:: Work to be completed ::
The answer is one number: how many lines hold the string "those".

:::

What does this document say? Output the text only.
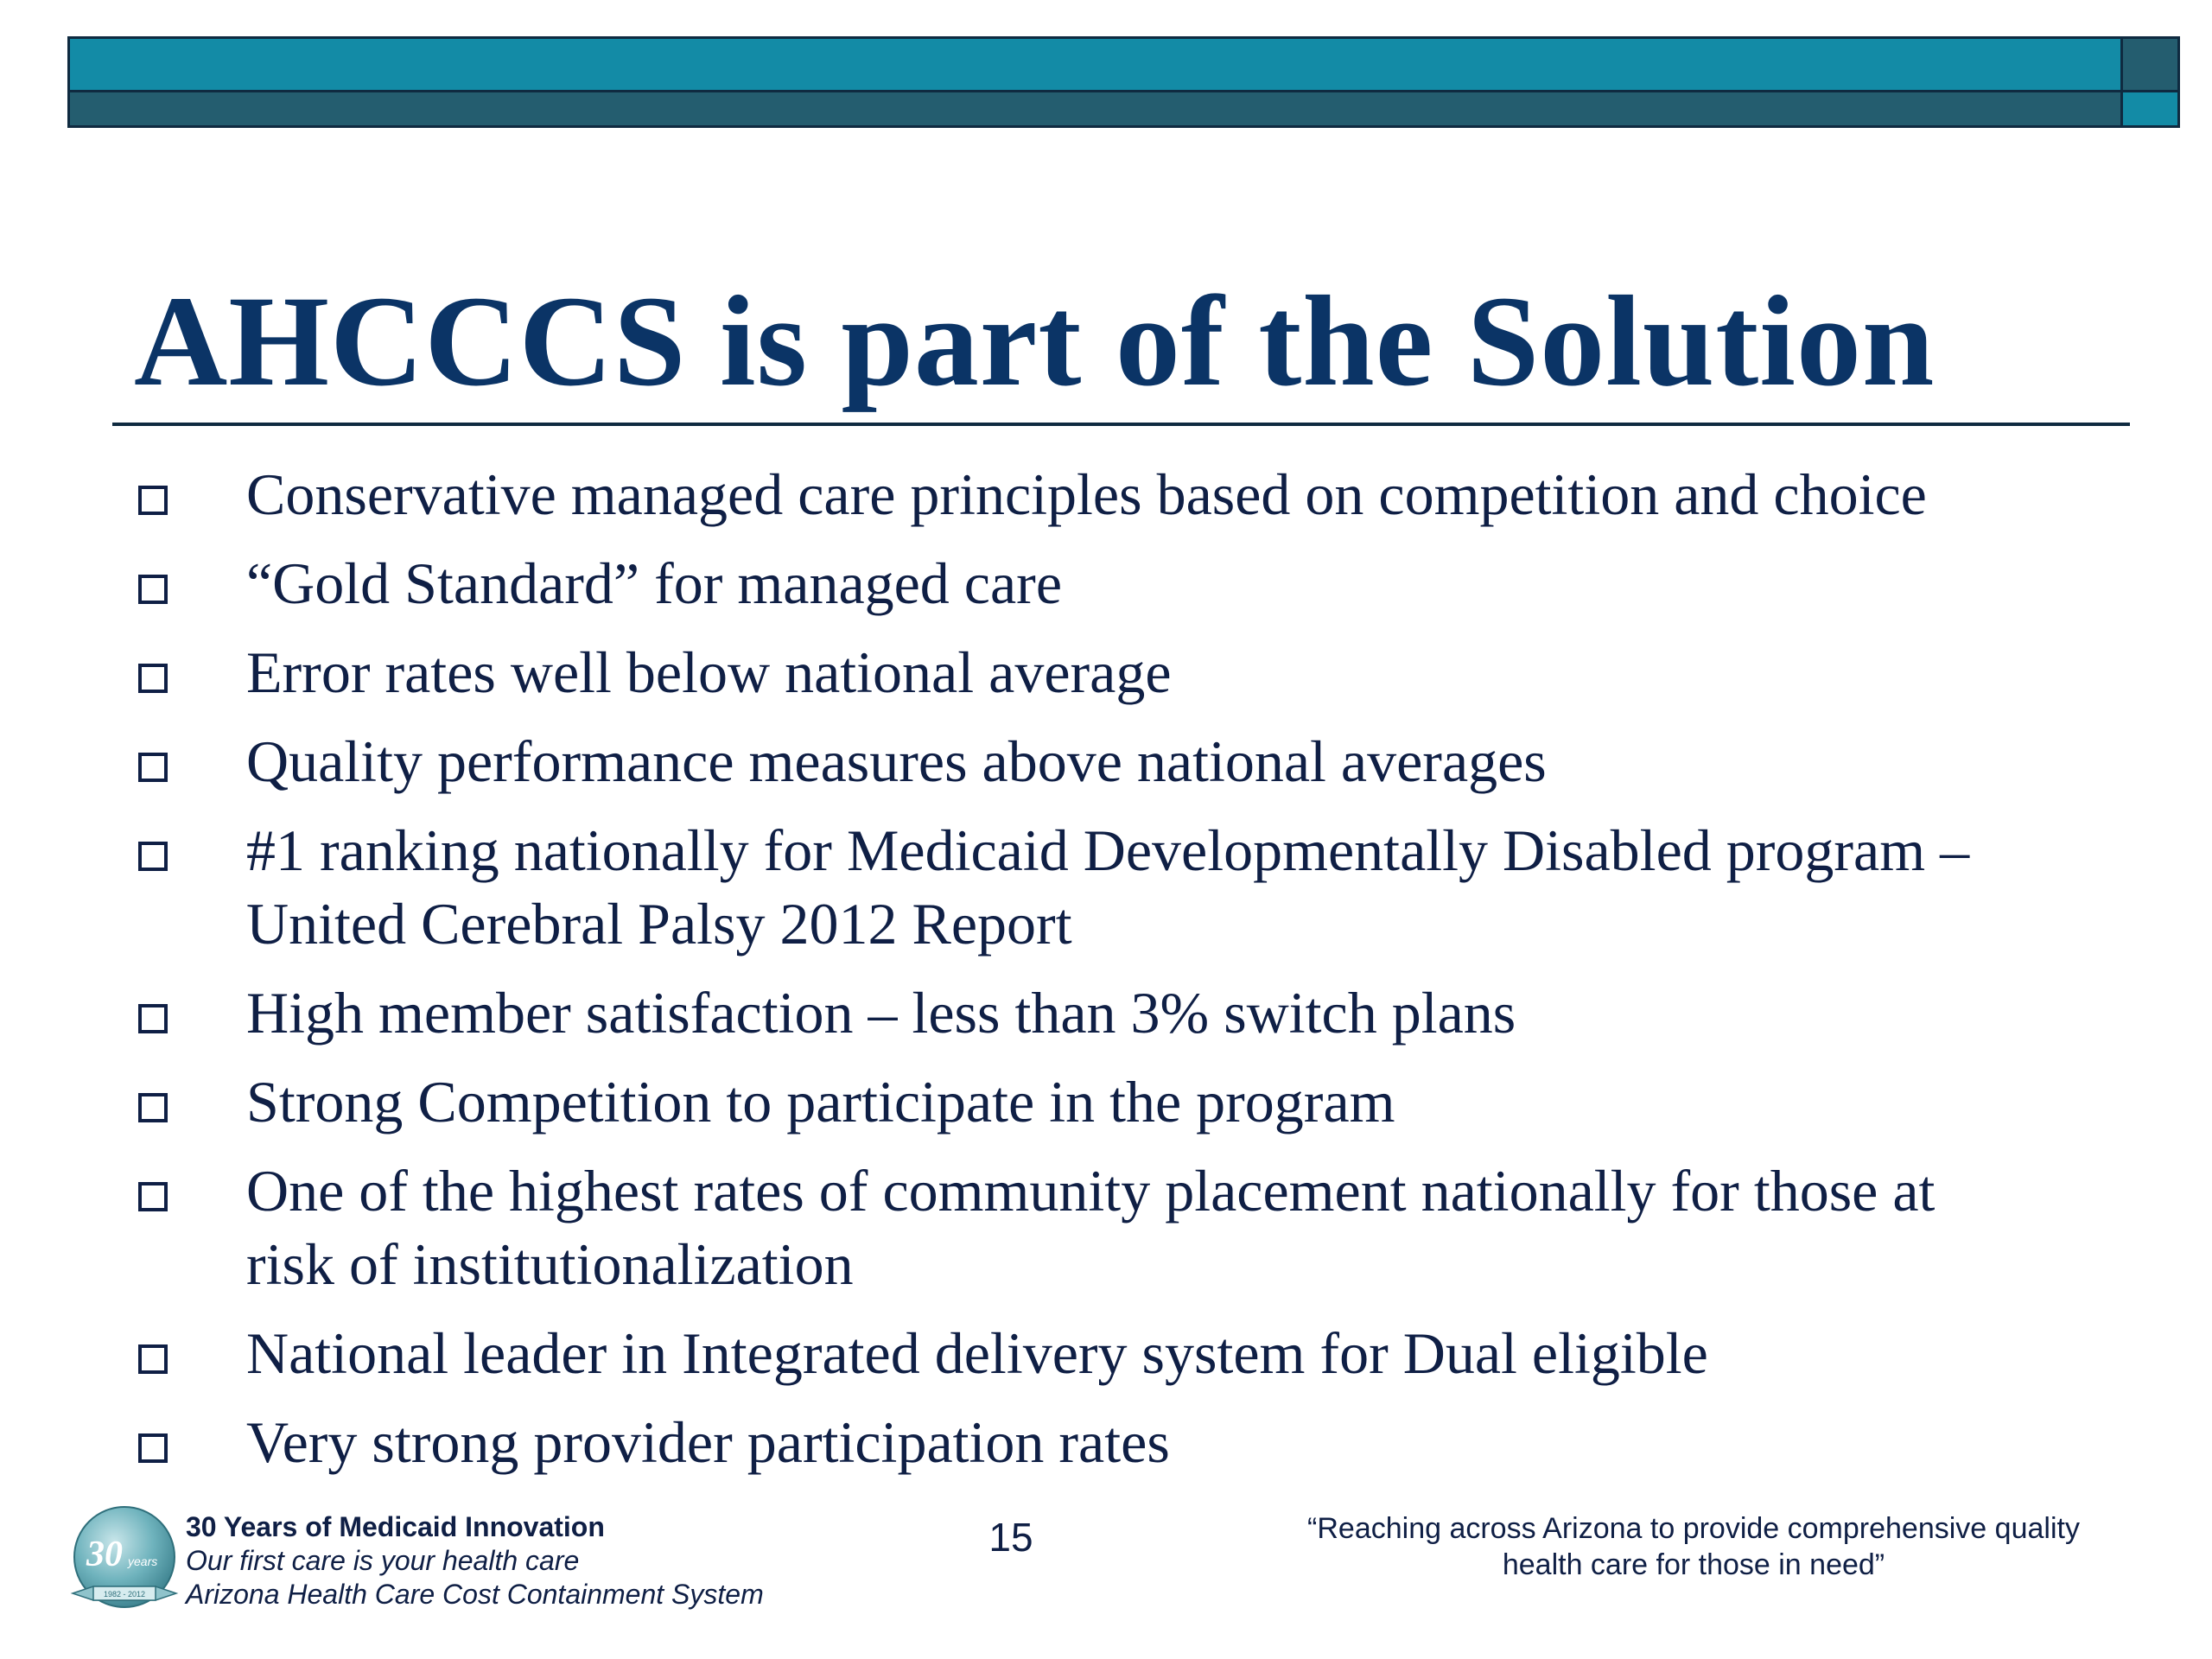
AHCCCS is part of the Solution
Conservative managed care principles based on competition and choice
“Gold Standard” for managed care
Error rates well below national average
Quality performance measures above national averages
#1 ranking nationally for Medicaid Developmentally Disabled program –
United Cerebral Palsy 2012 Report
High member satisfaction – less than 3% switch plans
Strong Competition to participate in the program
One of the highest rates of community placement nationally for those at
risk of institutionalization
National leader in Integrated delivery system for Dual eligible
Very strong provider participation rates
30 years
1982 - 2012
30 Years of Medicaid Innovation
Our first care is your health care
Arizona Health Care Cost Containment System
15	“Reaching across Arizona to provide comprehensive quality
health care for those in need”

:::

:: Finished task ::
2